Short task: Repeat the lines that follow, leaving nothing out.

Available records:
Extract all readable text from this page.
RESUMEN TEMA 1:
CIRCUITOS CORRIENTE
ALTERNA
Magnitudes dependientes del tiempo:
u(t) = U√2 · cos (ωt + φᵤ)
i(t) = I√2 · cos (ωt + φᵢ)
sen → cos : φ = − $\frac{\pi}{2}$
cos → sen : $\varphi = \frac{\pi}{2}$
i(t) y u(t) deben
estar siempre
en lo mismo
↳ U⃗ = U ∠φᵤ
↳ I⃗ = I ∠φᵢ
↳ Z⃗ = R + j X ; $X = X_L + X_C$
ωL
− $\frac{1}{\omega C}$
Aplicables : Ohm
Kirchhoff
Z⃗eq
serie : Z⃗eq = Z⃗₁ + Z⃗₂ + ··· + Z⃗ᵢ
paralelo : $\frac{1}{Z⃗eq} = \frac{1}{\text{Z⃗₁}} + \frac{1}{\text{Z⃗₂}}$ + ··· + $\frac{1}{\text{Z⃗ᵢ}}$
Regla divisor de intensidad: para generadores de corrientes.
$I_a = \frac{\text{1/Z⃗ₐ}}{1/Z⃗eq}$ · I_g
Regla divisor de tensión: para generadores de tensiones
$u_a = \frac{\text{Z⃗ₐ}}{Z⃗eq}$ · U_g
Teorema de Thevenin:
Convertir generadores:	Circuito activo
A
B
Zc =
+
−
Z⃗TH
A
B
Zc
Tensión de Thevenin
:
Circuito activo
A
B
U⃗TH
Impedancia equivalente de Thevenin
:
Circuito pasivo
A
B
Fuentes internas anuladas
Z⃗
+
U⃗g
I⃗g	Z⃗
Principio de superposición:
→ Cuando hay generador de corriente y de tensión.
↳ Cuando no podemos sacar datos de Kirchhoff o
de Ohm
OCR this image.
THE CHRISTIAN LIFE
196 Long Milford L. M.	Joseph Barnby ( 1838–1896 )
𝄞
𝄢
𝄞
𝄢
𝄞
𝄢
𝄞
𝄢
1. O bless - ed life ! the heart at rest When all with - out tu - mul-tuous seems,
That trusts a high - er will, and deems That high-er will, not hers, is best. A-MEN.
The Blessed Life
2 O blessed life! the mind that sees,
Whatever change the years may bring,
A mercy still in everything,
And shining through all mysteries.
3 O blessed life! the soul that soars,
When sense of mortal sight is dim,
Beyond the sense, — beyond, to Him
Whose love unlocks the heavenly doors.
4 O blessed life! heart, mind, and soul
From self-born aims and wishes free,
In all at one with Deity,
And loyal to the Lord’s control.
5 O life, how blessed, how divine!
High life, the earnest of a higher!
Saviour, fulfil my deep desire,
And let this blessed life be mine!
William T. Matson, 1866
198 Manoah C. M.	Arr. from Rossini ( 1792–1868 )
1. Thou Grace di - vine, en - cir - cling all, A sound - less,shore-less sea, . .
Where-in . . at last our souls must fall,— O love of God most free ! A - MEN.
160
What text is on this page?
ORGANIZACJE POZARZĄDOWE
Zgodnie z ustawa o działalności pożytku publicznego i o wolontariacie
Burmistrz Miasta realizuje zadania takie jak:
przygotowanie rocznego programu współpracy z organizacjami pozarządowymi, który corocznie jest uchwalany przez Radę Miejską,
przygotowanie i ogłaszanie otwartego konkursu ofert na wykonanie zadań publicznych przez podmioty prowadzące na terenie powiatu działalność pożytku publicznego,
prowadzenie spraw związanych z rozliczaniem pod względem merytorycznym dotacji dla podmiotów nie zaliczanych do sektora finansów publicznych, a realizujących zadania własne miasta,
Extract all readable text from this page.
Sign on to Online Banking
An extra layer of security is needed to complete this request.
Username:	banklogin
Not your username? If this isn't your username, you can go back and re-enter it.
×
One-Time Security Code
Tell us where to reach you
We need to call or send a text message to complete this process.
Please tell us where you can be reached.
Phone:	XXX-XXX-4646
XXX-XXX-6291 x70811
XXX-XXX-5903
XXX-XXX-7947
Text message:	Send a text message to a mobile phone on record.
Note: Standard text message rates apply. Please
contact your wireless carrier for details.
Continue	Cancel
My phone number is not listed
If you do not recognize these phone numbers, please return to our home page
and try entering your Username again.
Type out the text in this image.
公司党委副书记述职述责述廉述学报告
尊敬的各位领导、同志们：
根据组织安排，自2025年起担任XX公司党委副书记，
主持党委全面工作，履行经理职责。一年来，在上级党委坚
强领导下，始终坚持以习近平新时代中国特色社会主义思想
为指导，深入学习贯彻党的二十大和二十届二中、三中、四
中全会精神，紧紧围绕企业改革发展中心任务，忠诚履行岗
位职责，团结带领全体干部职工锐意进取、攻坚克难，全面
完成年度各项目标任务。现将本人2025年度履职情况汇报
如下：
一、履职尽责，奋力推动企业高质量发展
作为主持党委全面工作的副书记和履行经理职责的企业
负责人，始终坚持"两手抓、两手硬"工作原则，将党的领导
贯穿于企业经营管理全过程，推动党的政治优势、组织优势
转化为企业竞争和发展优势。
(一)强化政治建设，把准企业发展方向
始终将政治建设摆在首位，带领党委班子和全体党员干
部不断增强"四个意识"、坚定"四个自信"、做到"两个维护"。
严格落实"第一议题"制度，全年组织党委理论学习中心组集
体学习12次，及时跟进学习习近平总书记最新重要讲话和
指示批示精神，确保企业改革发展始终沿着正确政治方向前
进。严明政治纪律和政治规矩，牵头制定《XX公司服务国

Full solution:
Extract all readable text from this page.
RESUMEN TEMA 1:
CIRCUITOS CORRIENTE
ALTERNA
Magnitudes dependientes del tiempo:
u(t) = U√2 · cos (ωt + φᵤ)
i(t) = I√2 · cos (ωt + φᵢ)
sen → cos : φ = − $\frac{\pi}{2}$
cos → sen : $\varphi = \frac{\pi}{2}$
i(t) y u(t) deben
estar siempre
en lo mismo
↳ U⃗ = U ∠φᵤ
↳ I⃗ = I ∠φᵢ
↳ Z⃗ = R + j X ; $X = X_L + X_C$
ωL
− $\frac{1}{\omega C}$
Aplicables : Ohm
Kirchhoff
Z⃗eq
serie : Z⃗eq = Z⃗₁ + Z⃗₂ + ··· + Z⃗ᵢ
paralelo : $\frac{1}{Z⃗eq} = \frac{1}{\text{Z⃗₁}} + \frac{1}{\text{Z⃗₂}}$ + ··· + $\frac{1}{\text{Z⃗ᵢ}}$
Regla divisor de intensidad: para generadores de corrientes.
$I_a = \frac{\text{1/Z⃗ₐ}}{1/Z⃗eq}$ · I_g
Regla divisor de tensión: para generadores de tensiones
$u_a = \frac{\text{Z⃗ₐ}}{Z⃗eq}$ · U_g
Teorema de Thevenin:
Convertir generadores:	Circuito activo
A
B
Zc =
+
−
Z⃗TH
A
B
Zc
Tensión de Thevenin
:
Circuito activo
A
B
U⃗TH
Impedancia equivalente de Thevenin
:
Circuito pasivo
A
B
Fuentes internas anuladas
Z⃗
+
U⃗g
I⃗g	Z⃗
Principio de superposición:
→ Cuando hay generador de corriente y de tensión.
↳ Cuando no podemos sacar datos de Kirchhoff o
de Ohm
OCR this image.
THE CHRISTIAN LIFE
196 Long Milford L. M.	Joseph Barnby ( 1838–1896 )
𝄞
𝄢
𝄞
𝄢
𝄞
𝄢
𝄞
𝄢
1. O bless - ed life ! the heart at rest When all with - out tu - mul-tuous seems,
That trusts a high - er will, and deems That high-er will, not hers, is best. A-MEN.
The Blessed Life
2 O blessed life! the mind that sees,
Whatever change the years may bring,
A mercy still in everything,
And shining through all mysteries.
3 O blessed life! the soul that soars,
When sense of mortal sight is dim,
Beyond the sense, — beyond, to Him
Whose love unlocks the heavenly doors.
4 O blessed life! heart, mind, and soul
From self-born aims and wishes free,
In all at one with Deity,
And loyal to the Lord’s control.
5 O life, how blessed, how divine!
High life, the earnest of a higher!
Saviour, fulfil my deep desire,
And let this blessed life be mine!
William T. Matson, 1866
198 Manoah C. M.	Arr. from Rossini ( 1792–1868 )
1. Thou Grace di - vine, en - cir - cling all, A sound - less,shore-less sea, . .
Where-in . . at last our souls must fall,— O love of God most free ! A - MEN.
160
What text is on this page?
ORGANIZACJE POZARZĄDOWE
Zgodnie z ustawa o działalności pożytku publicznego i o wolontariacie
Burmistrz Miasta realizuje zadania takie jak:
przygotowanie rocznego programu współpracy z organizacjami pozarządowymi, który corocznie jest uchwalany przez Radę Miejską,
przygotowanie i ogłaszanie otwartego konkursu ofert na wykonanie zadań publicznych przez podmioty prowadzące na terenie powiatu działalność pożytku publicznego,
prowadzenie spraw związanych z rozliczaniem pod względem merytorycznym dotacji dla podmiotów nie zaliczanych do sektora finansów publicznych, a realizujących zadania własne miasta,
Extract all readable text from this page.
Sign on to Online Banking
An extra layer of security is needed to complete this request.
Username:	banklogin
Not your username? If this isn't your username, you can go back and re-enter it.
×
One-Time Security Code
Tell us where to reach you
We need to call or send a text message to complete this process.
Please tell us where you can be reached.
Phone:	XXX-XXX-4646
XXX-XXX-6291 x70811
XXX-XXX-5903
XXX-XXX-7947
Text message:	Send a text message to a mobile phone on record.
Note: Standard text message rates apply. Please
contact your wireless carrier for details.
Continue	Cancel
My phone number is not listed
If you do not recognize these phone numbers, please return to our home page
and try entering your Username again.
Type out the text in this image.
公司党委副书记述职述责述廉述学报告
尊敬的各位领导、同志们：
根据组织安排，自2025年起担任XX公司党委副书记，
主持党委全面工作，履行经理职责。一年来，在上级党委坚
强领导下，始终坚持以习近平新时代中国特色社会主义思想
为指导，深入学习贯彻党的二十大和二十届二中、三中、四
中全会精神，紧紧围绕企业改革发展中心任务，忠诚履行岗
位职责，团结带领全体干部职工锐意进取、攻坚克难，全面
完成年度各项目标任务。现将本人2025年度履职情况汇报
如下：
一、履职尽责，奋力推动企业高质量发展
作为主持党委全面工作的副书记和履行经理职责的企业
负责人，始终坚持"两手抓、两手硬"工作原则，将党的领导
贯穿于企业经营管理全过程，推动党的政治优势、组织优势
转化为企业竞争和发展优势。
(一)强化政治建设，把准企业发展方向
始终将政治建设摆在首位，带领党委班子和全体党员干
部不断增强"四个意识"、坚定"四个自信"、做到"两个维护"。
严格落实"第一议题"制度，全年组织党委理论学习中心组集
体学习12次，及时跟进学习习近平总书记最新重要讲话和
指示批示精神，确保企业改革发展始终沿着正确政治方向前
进。严明政治纪律和政治规矩，牵头制定《XX公司服务国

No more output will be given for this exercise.